Task material:
======

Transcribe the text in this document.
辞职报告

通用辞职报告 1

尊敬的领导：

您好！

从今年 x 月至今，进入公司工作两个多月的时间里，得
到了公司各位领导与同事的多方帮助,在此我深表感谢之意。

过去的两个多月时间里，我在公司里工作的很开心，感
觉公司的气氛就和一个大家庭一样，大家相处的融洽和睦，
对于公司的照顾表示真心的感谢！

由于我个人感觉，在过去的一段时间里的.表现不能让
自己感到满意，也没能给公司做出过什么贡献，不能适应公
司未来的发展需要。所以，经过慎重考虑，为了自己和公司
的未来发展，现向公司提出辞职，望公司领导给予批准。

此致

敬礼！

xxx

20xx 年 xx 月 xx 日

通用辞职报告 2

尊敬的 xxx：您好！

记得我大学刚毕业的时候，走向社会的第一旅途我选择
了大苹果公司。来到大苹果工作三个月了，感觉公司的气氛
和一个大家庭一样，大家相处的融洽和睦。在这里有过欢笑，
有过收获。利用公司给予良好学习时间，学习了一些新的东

======

Written task: Output all of the data again, exactly.

Response to this exercise:
Transcribe the text in this document.
辞职报告

通用辞职报告 1

尊敬的领导：

您好！

从今年 x 月至今，进入公司工作两个多月的时间里，得
到了公司各位领导与同事的多方帮助,在此我深表感谢之意。

过去的两个多月时间里，我在公司里工作的很开心，感
觉公司的气氛就和一个大家庭一样，大家相处的融洽和睦，
对于公司的照顾表示真心的感谢！

由于我个人感觉，在过去的一段时间里的.表现不能让
自己感到满意，也没能给公司做出过什么贡献，不能适应公
司未来的发展需要。所以，经过慎重考虑，为了自己和公司
的未来发展，现向公司提出辞职，望公司领导给予批准。

此致

敬礼！

xxx

20xx 年 xx 月 xx 日

通用辞职报告 2

尊敬的 xxx：您好！

记得我大学刚毕业的时候，走向社会的第一旅途我选择
了大苹果公司。来到大苹果工作三个月了，感觉公司的气氛
和一个大家庭一样，大家相处的融洽和睦。在这里有过欢笑，
有过收获。利用公司给予良好学习时间，学习了一些新的东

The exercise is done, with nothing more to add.